Work to be completed:
Filter the records for lines holding the string "text".

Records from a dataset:
--------------------

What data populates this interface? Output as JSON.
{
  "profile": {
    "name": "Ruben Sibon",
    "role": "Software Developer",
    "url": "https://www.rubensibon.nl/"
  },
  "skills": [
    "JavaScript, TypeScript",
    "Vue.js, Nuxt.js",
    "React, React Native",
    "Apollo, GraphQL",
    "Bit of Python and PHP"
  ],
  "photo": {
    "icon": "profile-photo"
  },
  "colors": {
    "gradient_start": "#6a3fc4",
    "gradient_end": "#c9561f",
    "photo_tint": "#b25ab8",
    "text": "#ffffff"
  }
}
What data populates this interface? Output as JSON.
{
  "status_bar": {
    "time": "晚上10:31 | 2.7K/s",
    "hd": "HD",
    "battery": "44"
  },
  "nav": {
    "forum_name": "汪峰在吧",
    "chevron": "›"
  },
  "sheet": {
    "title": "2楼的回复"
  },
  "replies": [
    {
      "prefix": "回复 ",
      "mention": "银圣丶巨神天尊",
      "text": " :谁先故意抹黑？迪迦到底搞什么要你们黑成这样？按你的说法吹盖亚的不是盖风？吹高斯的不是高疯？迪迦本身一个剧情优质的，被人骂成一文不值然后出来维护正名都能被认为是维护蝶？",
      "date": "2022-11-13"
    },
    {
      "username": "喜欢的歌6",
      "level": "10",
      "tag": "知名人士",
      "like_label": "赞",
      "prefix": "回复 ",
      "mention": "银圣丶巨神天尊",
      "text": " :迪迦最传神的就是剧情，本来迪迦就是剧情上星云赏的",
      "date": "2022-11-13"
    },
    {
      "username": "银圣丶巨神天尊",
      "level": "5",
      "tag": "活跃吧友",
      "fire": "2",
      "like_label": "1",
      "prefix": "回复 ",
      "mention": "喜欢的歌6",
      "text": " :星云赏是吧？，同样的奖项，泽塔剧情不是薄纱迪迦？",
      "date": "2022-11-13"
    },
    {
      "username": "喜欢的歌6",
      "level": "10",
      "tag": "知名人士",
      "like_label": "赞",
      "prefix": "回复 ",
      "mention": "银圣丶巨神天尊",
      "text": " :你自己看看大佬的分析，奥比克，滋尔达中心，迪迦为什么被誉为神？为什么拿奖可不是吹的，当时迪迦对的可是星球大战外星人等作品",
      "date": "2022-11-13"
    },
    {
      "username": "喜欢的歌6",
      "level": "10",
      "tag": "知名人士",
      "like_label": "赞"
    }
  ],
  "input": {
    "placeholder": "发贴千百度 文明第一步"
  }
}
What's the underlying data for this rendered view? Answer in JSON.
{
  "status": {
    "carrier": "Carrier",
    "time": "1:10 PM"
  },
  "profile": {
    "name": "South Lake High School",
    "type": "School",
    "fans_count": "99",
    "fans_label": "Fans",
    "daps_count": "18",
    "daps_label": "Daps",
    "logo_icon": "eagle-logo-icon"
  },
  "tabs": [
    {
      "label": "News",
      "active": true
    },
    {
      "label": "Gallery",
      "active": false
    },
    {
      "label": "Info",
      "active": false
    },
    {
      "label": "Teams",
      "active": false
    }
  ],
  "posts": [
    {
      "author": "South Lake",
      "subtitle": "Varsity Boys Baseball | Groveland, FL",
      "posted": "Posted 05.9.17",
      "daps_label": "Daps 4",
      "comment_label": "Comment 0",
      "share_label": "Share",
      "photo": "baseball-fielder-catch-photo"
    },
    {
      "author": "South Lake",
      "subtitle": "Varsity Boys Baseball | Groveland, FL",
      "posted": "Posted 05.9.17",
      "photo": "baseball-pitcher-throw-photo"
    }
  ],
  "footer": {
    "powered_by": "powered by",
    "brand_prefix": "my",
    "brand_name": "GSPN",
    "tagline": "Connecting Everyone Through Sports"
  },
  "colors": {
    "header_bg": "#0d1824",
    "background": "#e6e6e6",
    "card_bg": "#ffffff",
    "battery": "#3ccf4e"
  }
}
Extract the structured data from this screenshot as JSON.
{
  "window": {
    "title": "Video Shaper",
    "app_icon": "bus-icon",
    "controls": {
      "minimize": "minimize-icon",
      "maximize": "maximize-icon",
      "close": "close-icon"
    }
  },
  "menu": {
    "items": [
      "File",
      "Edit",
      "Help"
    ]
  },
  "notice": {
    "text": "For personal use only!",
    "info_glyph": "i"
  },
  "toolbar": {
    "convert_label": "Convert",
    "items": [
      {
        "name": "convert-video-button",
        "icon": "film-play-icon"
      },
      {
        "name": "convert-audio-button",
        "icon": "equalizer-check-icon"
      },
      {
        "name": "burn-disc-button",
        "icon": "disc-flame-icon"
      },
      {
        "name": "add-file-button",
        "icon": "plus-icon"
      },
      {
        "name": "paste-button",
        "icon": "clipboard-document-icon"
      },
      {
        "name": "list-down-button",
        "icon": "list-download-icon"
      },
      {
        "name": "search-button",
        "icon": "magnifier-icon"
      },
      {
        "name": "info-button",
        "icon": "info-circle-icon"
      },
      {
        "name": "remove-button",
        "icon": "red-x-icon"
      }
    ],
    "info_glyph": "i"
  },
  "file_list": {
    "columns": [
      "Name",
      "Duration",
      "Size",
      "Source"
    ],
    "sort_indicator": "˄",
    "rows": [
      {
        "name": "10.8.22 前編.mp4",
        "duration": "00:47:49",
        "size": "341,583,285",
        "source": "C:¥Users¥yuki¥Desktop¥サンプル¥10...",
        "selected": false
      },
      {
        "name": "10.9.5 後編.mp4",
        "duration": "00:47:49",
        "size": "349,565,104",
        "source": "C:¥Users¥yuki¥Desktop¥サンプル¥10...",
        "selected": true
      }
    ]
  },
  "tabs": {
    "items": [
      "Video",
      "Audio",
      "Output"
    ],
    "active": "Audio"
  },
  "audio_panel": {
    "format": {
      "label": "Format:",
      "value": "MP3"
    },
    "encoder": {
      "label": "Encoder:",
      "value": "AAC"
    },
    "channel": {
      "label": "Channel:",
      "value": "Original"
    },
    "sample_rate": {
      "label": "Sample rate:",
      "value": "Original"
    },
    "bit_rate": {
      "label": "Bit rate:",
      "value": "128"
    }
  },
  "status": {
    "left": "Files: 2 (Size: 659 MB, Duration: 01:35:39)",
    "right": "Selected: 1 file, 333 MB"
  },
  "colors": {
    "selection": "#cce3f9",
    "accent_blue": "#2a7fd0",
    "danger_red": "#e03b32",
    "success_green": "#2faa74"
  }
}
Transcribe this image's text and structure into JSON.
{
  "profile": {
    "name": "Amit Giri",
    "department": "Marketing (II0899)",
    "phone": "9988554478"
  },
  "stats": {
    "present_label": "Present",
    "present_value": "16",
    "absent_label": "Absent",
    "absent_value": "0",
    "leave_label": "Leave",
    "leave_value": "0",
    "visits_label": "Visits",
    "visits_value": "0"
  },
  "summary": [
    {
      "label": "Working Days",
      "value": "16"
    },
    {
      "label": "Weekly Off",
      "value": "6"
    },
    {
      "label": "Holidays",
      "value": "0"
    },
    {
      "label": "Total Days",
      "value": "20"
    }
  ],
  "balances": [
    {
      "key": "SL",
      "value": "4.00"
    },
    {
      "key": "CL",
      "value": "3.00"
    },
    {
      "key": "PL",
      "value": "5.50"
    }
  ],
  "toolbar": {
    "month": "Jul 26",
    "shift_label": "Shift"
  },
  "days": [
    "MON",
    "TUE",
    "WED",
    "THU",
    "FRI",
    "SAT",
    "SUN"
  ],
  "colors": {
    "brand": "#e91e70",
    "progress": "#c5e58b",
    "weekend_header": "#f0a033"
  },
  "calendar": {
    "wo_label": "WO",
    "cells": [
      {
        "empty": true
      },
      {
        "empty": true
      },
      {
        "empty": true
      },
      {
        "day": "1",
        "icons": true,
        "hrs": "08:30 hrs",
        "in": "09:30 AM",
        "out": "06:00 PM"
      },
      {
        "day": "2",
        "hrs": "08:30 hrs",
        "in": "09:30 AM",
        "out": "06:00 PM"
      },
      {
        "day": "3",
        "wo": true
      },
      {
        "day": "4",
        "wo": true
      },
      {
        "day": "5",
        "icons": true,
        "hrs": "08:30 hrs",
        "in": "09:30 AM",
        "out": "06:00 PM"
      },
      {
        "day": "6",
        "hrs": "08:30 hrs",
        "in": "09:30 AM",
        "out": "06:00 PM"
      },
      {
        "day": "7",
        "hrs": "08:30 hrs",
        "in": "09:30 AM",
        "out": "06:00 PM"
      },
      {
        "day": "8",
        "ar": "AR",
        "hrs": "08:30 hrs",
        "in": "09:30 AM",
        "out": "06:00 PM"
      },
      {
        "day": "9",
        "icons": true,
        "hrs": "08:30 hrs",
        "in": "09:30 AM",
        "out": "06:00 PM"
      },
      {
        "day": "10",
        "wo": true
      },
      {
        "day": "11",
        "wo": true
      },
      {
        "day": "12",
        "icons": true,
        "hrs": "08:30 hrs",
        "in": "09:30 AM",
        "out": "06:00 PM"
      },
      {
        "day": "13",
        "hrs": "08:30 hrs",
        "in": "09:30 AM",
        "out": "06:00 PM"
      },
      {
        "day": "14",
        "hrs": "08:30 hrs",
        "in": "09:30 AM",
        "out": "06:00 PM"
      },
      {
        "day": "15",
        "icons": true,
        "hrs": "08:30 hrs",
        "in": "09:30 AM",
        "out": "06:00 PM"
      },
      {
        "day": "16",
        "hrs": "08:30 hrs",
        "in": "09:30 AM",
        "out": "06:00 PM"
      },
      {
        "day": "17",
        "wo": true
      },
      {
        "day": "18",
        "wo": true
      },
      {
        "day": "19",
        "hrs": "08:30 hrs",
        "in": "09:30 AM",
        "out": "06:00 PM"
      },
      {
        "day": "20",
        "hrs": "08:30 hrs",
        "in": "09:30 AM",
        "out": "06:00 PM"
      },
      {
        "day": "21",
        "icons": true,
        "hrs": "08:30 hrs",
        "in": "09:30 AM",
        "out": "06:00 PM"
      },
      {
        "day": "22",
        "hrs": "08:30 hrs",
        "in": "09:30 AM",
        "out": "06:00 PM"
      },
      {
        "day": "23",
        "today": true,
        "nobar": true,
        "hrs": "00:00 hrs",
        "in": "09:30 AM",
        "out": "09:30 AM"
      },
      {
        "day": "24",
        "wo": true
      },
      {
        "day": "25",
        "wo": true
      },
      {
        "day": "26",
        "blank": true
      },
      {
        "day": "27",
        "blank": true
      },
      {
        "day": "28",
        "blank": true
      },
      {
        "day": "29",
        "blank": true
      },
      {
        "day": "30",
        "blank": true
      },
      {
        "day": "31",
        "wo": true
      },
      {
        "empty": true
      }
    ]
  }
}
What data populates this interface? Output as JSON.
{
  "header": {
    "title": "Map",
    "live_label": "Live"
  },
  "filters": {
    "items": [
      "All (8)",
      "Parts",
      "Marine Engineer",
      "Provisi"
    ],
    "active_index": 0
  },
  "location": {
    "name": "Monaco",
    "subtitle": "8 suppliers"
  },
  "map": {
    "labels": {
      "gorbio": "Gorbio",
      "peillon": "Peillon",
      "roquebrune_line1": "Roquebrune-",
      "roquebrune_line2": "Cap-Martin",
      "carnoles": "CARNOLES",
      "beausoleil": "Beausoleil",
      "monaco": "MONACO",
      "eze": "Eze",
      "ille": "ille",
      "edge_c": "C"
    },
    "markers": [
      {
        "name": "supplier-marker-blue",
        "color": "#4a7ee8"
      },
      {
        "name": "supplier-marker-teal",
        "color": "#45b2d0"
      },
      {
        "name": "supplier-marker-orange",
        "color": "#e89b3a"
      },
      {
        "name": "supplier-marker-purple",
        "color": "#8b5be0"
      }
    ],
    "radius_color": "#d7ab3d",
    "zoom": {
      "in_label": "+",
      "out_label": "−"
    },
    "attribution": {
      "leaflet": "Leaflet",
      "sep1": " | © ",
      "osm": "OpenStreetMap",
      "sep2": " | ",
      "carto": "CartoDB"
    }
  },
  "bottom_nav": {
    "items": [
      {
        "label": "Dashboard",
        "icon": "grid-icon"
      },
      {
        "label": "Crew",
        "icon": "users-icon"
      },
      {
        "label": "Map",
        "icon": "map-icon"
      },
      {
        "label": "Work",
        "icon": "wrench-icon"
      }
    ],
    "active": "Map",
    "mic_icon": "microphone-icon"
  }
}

--------------------

Answer to this exercise:
    "text": "#ffffff"
      "text": " :谁先故意抹黑？迪迦到底搞什么要你们黑成这样？按你的说法吹盖亚的不是盖风？吹高斯的不是高疯？迪迦本身一个剧情优质的，被人骂成一文不值然后出来维护正名都能被认为是维护蝶？",
      "text": " :迪迦最传神的就是剧情，本来迪迦就是剧情上星云赏的",
      "text": " :星云赏是吧？，同样的奖项，泽塔剧情不是薄纱迪迦？",
      "text": " :你自己看看大佬的分析，奥比克，滋尔达中心，迪迦为什么被誉为神？为什么拿奖可不是吹的，当时迪迦对的可是星球大战外星人等作品",
    "text": "For personal use only!",
Transcribe this image's text and structure into JSON.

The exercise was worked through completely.